*** Record extracts

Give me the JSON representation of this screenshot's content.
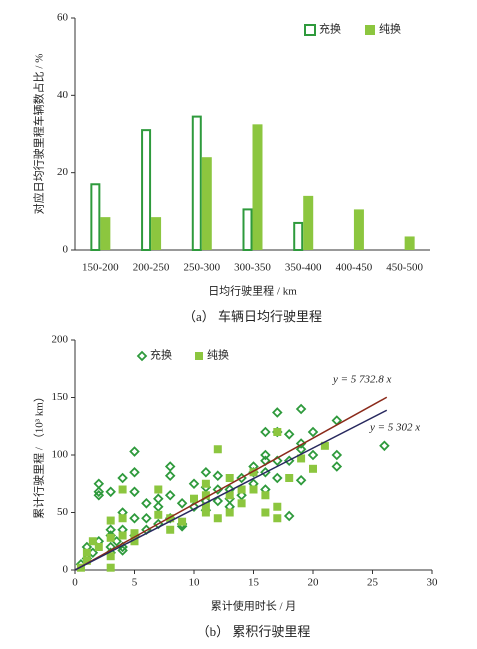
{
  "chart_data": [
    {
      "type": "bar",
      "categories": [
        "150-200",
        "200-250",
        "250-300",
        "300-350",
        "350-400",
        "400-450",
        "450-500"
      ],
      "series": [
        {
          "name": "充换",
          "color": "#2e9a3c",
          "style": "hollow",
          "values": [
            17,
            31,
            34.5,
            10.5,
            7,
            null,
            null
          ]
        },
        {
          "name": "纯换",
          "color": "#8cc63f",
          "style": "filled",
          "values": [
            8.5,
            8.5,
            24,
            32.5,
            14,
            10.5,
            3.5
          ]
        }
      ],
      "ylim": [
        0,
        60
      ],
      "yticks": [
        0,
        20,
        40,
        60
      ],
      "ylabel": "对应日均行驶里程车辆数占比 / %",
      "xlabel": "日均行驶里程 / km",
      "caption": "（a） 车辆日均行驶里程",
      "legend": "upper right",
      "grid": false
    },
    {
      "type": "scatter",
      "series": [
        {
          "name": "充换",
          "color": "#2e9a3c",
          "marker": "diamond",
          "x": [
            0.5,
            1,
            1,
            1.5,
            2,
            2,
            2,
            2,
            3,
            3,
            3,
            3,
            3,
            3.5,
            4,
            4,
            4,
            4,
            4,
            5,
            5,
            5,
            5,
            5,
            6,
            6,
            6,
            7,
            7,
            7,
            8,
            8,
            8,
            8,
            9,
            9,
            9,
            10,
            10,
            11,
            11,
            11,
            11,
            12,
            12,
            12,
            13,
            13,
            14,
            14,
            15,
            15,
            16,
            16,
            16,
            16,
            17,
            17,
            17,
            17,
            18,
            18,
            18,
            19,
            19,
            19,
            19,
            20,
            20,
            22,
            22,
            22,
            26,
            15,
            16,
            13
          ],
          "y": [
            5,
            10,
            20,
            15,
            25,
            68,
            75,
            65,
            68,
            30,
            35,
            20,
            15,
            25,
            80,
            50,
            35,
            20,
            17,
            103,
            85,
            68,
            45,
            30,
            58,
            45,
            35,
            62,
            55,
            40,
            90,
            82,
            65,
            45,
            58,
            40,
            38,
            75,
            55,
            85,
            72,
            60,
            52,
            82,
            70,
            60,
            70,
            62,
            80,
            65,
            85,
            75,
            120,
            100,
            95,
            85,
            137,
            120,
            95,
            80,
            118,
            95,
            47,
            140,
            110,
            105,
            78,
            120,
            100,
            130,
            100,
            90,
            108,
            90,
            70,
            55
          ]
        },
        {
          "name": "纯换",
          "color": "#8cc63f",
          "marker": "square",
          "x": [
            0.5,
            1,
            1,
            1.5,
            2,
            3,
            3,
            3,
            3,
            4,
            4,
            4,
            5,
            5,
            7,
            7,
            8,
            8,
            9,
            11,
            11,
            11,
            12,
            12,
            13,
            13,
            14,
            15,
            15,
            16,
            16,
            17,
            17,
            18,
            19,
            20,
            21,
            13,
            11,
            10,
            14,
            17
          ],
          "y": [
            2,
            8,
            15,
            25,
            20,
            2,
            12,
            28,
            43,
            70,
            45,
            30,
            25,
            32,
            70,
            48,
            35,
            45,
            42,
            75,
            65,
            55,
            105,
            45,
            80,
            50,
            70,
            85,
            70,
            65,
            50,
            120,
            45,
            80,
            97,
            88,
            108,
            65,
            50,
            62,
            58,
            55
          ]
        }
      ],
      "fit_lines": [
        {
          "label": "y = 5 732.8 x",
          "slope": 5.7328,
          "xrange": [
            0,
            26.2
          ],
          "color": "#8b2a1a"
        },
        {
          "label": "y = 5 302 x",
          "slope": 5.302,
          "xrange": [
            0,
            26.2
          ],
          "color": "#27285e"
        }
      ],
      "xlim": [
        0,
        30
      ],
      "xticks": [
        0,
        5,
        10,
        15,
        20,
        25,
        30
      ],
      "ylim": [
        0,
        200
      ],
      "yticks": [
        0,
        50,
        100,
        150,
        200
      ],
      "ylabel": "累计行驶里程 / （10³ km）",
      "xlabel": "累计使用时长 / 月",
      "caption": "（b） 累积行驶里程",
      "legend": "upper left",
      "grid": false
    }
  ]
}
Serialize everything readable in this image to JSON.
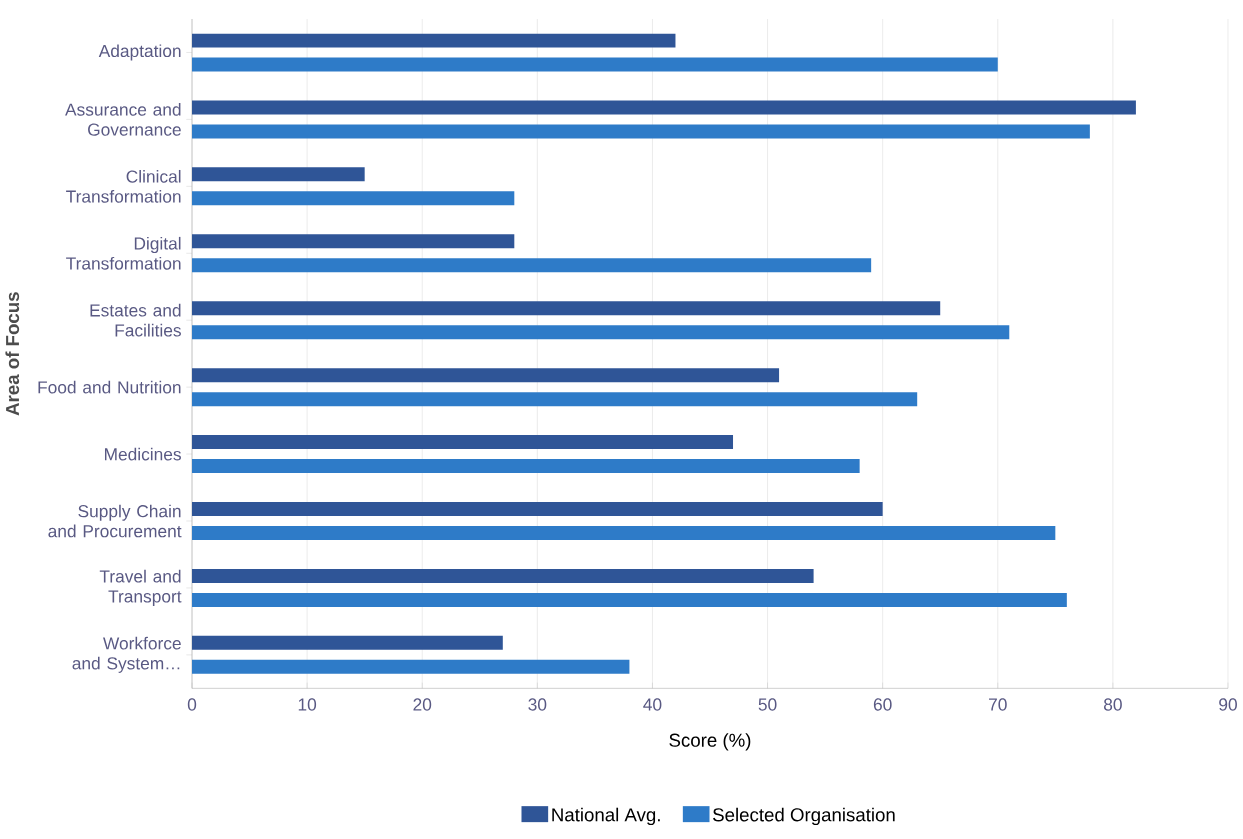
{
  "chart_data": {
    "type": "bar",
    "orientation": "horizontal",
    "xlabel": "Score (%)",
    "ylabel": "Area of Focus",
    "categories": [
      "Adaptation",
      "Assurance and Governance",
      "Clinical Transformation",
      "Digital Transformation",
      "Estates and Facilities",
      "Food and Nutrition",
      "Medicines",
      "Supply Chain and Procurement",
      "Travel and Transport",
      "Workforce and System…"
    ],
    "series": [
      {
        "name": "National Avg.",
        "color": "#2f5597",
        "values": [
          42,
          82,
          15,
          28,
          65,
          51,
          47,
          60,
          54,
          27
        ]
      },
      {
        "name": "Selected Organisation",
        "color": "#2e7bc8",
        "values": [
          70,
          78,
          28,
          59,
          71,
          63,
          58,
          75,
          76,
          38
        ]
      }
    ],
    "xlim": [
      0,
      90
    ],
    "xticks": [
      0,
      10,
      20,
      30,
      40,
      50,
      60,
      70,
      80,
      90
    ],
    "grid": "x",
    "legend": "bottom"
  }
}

******

Exercise aim:
Copy out the data above exactly, except the pictures.

Written reply:
Give me the JSON representation of this screenshot's content.
{
  "chart_data": [
    {
      "type": "bar",
      "categories": [
        "150-200",
        "200-250",
        "250-300",
        "300-350",
        "350-400",
        "400-450",
        "450-500"
      ],
      "series": [
        {
          "name": "充换",
          "color": "#2e9a3c",
          "style": "hollow",
          "values": [
            17,
            31,
            34.5,
            10.5,
            7,
            null,
            null
          ]
        },
        {
          "name": "纯换",
          "color": "#8cc63f",
          "style": "filled",
          "values": [
            8.5,
            8.5,
            24,
            32.5,
            14,
            10.5,
            3.5
          ]
        }
      ],
      "ylim": [
        0,
        60
      ],
      "yticks": [
        0,
        20,
        40,
        60
      ],
      "ylabel": "对应日均行驶里程车辆数占比 / %",
      "xlabel": "日均行驶里程 / km",
      "caption": "（a） 车辆日均行驶里程",
      "legend": "upper right",
      "grid": false
    },
    {
      "type": "scatter",
      "series": [
        {
          "name": "充换",
          "color": "#2e9a3c",
          "marker": "diamond",
          "x": [
            0.5,
            1,
            1,
            1.5,
            2,
            2,
            2,
            2,
            3,
            3,
            3,
            3,
            3,
            3.5,
            4,
            4,
            4,
            4,
            4,
            5,
            5,
            5,
            5,
            5,
            6,
            6,
            6,
            7,
            7,
            7,
            8,
            8,
            8,
            8,
            9,
            9,
            9,
            10,
            10,
            11,
            11,
            11,
            11,
            12,
            12,
            12,
            13,
            13,
            14,
            14,
            15,
            15,
            16,
            16,
            16,
            16,
            17,
            17,
            17,
            17,
            18,
            18,
            18,
            19,
            19,
            19,
            19,
            20,
            20,
            22,
            22,
            22,
            26,
            15,
            16,
            13
          ],
          "y": [
            5,
            10,
            20,
            15,
            25,
            68,
            75,
            65,
            68,
            30,
            35,
            20,
            15,
            25,
            80,
            50,
            35,
            20,
            17,
            103,
            85,
            68,
            45,
            30,
            58,
            45,
            35,
            62,
            55,
            40,
            90,
            82,
            65,
            45,
            58,
            40,
            38,
            75,
            55,
            85,
            72,
            60,
            52,
            82,
            70,
            60,
            70,
            62,
            80,
            65,
            85,
            75,
            120,
            100,
            95,
            85,
            137,
            120,
            95,
            80,
            118,
            95,
            47,
            140,
            110,
            105,
            78,
            120,
            100,
            130,
            100,
            90,
            108,
            90,
            70,
            55
          ]
        },
        {
          "name": "纯换",
          "color": "#8cc63f",
          "marker": "square",
          "x": [
            0.5,
            1,
            1,
            1.5,
            2,
            3,
            3,
            3,
            3,
            4,
            4,
            4,
            5,
            5,
            7,
            7,
            8,
            8,
            9,
            11,
            11,
            11,
            12,
            12,
            13,
            13,
            14,
            15,
            15,
            16,
            16,
            17,
            17,
            18,
            19,
            20,
            21,
            13,
            11,
            10,
            14,
            17
          ],
          "y": [
            2,
            8,
            15,
            25,
            20,
            2,
            12,
            28,
            43,
            70,
            45,
            30,
            25,
            32,
            70,
            48,
            35,
            45,
            42,
            75,
            65,
            55,
            105,
            45,
            80,
            50,
            70,
            85,
            70,
            65,
            50,
            120,
            45,
            80,
            97,
            88,
            108,
            65,
            50,
            62,
            58,
            55
          ]
        }
      ],
      "fit_lines": [
        {
          "label": "y = 5 732.8 x",
          "slope": 5.7328,
          "xrange": [
            0,
            26.2
          ],
          "color": "#8b2a1a"
        },
        {
          "label": "y = 5 302 x",
          "slope": 5.302,
          "xrange": [
            0,
            26.2
          ],
          "color": "#27285e"
        }
      ],
      "xlim": [
        0,
        30
      ],
      "xticks": [
        0,
        5,
        10,
        15,
        20,
        25,
        30
      ],
      "ylim": [
        0,
        200
      ],
      "yticks": [
        0,
        50,
        100,
        150,
        200
      ],
      "ylabel": "累计行驶里程 / （10³ km）",
      "xlabel": "累计使用时长 / 月",
      "caption": "（b） 累积行驶里程",
      "legend": "upper left",
      "grid": false
    }
  ]
}
Serialize everything readable in this image to JSON.
{
  "chart_data": {
    "type": "bar",
    "orientation": "horizontal",
    "xlabel": "Score (%)",
    "ylabel": "Area of Focus",
    "categories": [
      "Adaptation",
      "Assurance and Governance",
      "Clinical Transformation",
      "Digital Transformation",
      "Estates and Facilities",
      "Food and Nutrition",
      "Medicines",
      "Supply Chain and Procurement",
      "Travel and Transport",
      "Workforce and System…"
    ],
    "series": [
      {
        "name": "National Avg.",
        "color": "#2f5597",
        "values": [
          42,
          82,
          15,
          28,
          65,
          51,
          47,
          60,
          54,
          27
        ]
      },
      {
        "name": "Selected Organisation",
        "color": "#2e7bc8",
        "values": [
          70,
          78,
          28,
          59,
          71,
          63,
          58,
          75,
          76,
          38
        ]
      }
    ],
    "xlim": [
      0,
      90
    ],
    "xticks": [
      0,
      10,
      20,
      30,
      40,
      50,
      60,
      70,
      80,
      90
    ],
    "grid": "x",
    "legend": "bottom"
  }
}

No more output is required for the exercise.